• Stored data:
========

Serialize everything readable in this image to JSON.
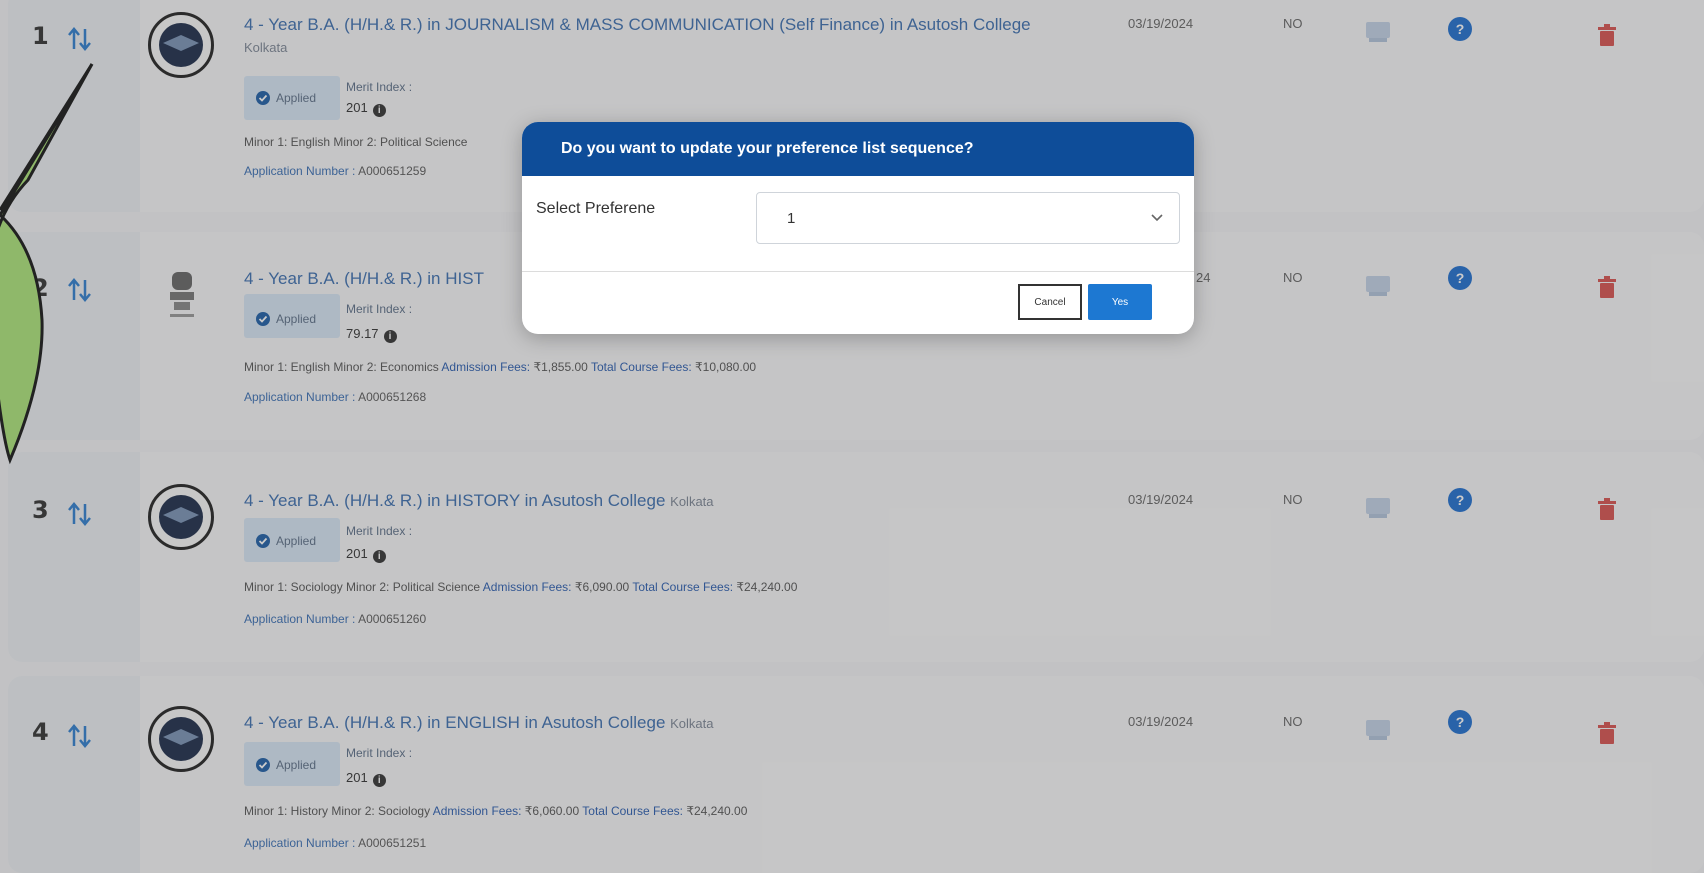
{
  "rows": [
    {
      "num": "1",
      "title": "4 - Year B.A. (H/H.& R.) in JOURNALISM & MASS COMMUNICATION (Self Finance) in Asutosh College",
      "place": "Kolkata",
      "status": "Applied",
      "merit_label": "Merit Index :",
      "merit_value": "201",
      "detail_minor": "Minor 1: English Minor 2: Political Science",
      "detail_fee_label": "",
      "detail_fee_value": "",
      "detail_total_label": "",
      "detail_total_value": "",
      "app_label": "Application Number :",
      "app_number": "A000651259",
      "date": "03/19/2024",
      "hostel": "NO",
      "logo": "college-crest"
    },
    {
      "num": "2",
      "title": "4 - Year B.A. (H/H.& R.) in HIST",
      "place": "",
      "status": "Applied",
      "merit_label": "Merit Index :",
      "merit_value": "79.17",
      "detail_minor": "Minor 1: English Minor 2: Economics",
      "detail_fee_label": "Admission Fees:",
      "detail_fee_value": "₹1,855.00",
      "detail_total_label": "Total Course Fees:",
      "detail_total_value": "₹10,080.00",
      "app_label": "Application Number :",
      "app_number": "A000651268",
      "date": "24",
      "hostel": "NO",
      "logo": "national-emblem"
    },
    {
      "num": "3",
      "title": "4 - Year B.A. (H/H.& R.) in HISTORY in Asutosh College",
      "place": "Kolkata",
      "status": "Applied",
      "merit_label": "Merit Index :",
      "merit_value": "201",
      "detail_minor": "Minor 1: Sociology Minor 2: Political Science",
      "detail_fee_label": "Admission Fees:",
      "detail_fee_value": "₹6,090.00",
      "detail_total_label": "Total Course Fees:",
      "detail_total_value": "₹24,240.00",
      "app_label": "Application Number :",
      "app_number": "A000651260",
      "date": "03/19/2024",
      "hostel": "NO",
      "logo": "college-crest"
    },
    {
      "num": "4",
      "title": "4 - Year B.A. (H/H.& R.) in ENGLISH in Asutosh College",
      "place": "Kolkata",
      "status": "Applied",
      "merit_label": "Merit Index :",
      "merit_value": "201",
      "detail_minor": "Minor 1: History Minor 2: Sociology",
      "detail_fee_label": "Admission Fees:",
      "detail_fee_value": "₹6,060.00",
      "detail_total_label": "Total Course Fees:",
      "detail_total_value": "₹24,240.00",
      "app_label": "Application Number :",
      "app_number": "A000651251",
      "date": "03/19/2024",
      "hostel": "NO",
      "logo": "college-crest"
    }
  ],
  "modal": {
    "title": "Do you want to update your preference list sequence?",
    "field_label": "Select Preferene",
    "selected_value": "1",
    "cancel_label": "Cancel",
    "yes_label": "Yes"
  },
  "colors": {
    "modal_header": "#0e4d99",
    "yes_button": "#1d78d2",
    "trash": "#d9534f",
    "link": "#3c6fb0",
    "callout": "#8fb86a"
  },
  "icons": [
    "sort-arrows-icon",
    "check-circle-icon",
    "info-icon",
    "document-icon",
    "question-icon",
    "trash-icon",
    "chevron-down-icon"
  ]
}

========

• Aim: Reproduce every record above exactly, but leave out the pictures.

• The reply:
Serialize everything readable in this image to JSON.
{
  "rows": [
    {
      "num": "1",
      "title": "4 - Year B.A. (H/H.& R.) in JOURNALISM & MASS COMMUNICATION (Self Finance) in Asutosh College",
      "place": "Kolkata",
      "status": "Applied",
      "merit_label": "Merit Index :",
      "merit_value": "201",
      "detail_minor": "Minor 1: English Minor 2: Political Science",
      "detail_fee_label": "",
      "detail_fee_value": "",
      "detail_total_label": "",
      "detail_total_value": "",
      "app_label": "Application Number :",
      "app_number": "A000651259",
      "date": "03/19/2024",
      "hostel": "NO",
      "logo": "college-crest"
    },
    {
      "num": "2",
      "title": "4 - Year B.A. (H/H.& R.) in HIST",
      "place": "",
      "status": "Applied",
      "merit_label": "Merit Index :",
      "merit_value": "79.17",
      "detail_minor": "Minor 1: English Minor 2: Economics",
      "detail_fee_label": "Admission Fees:",
      "detail_fee_value": "₹1,855.00",
      "detail_total_label": "Total Course Fees:",
      "detail_total_value": "₹10,080.00",
      "app_label": "Application Number :",
      "app_number": "A000651268",
      "date": "24",
      "hostel": "NO",
      "logo": "national-emblem"
    },
    {
      "num": "3",
      "title": "4 - Year B.A. (H/H.& R.) in HISTORY in Asutosh College",
      "place": "Kolkata",
      "status": "Applied",
      "merit_label": "Merit Index :",
      "merit_value": "201",
      "detail_minor": "Minor 1: Sociology Minor 2: Political Science",
      "detail_fee_label": "Admission Fees:",
      "detail_fee_value": "₹6,090.00",
      "detail_total_label": "Total Course Fees:",
      "detail_total_value": "₹24,240.00",
      "app_label": "Application Number :",
      "app_number": "A000651260",
      "date": "03/19/2024",
      "hostel": "NO",
      "logo": "college-crest"
    },
    {
      "num": "4",
      "title": "4 - Year B.A. (H/H.& R.) in ENGLISH in Asutosh College",
      "place": "Kolkata",
      "status": "Applied",
      "merit_label": "Merit Index :",
      "merit_value": "201",
      "detail_minor": "Minor 1: History Minor 2: Sociology",
      "detail_fee_label": "Admission Fees:",
      "detail_fee_value": "₹6,060.00",
      "detail_total_label": "Total Course Fees:",
      "detail_total_value": "₹24,240.00",
      "app_label": "Application Number :",
      "app_number": "A000651251",
      "date": "03/19/2024",
      "hostel": "NO",
      "logo": "college-crest"
    }
  ],
  "modal": {
    "title": "Do you want to update your preference list sequence?",
    "field_label": "Select Preferene",
    "selected_value": "1",
    "cancel_label": "Cancel",
    "yes_label": "Yes"
  },
  "colors": {
    "modal_header": "#0e4d99",
    "yes_button": "#1d78d2",
    "trash": "#d9534f",
    "link": "#3c6fb0",
    "callout": "#8fb86a"
  },
  "icons": [
    "sort-arrows-icon",
    "check-circle-icon",
    "info-icon",
    "document-icon",
    "question-icon",
    "trash-icon",
    "chevron-down-icon"
  ]
}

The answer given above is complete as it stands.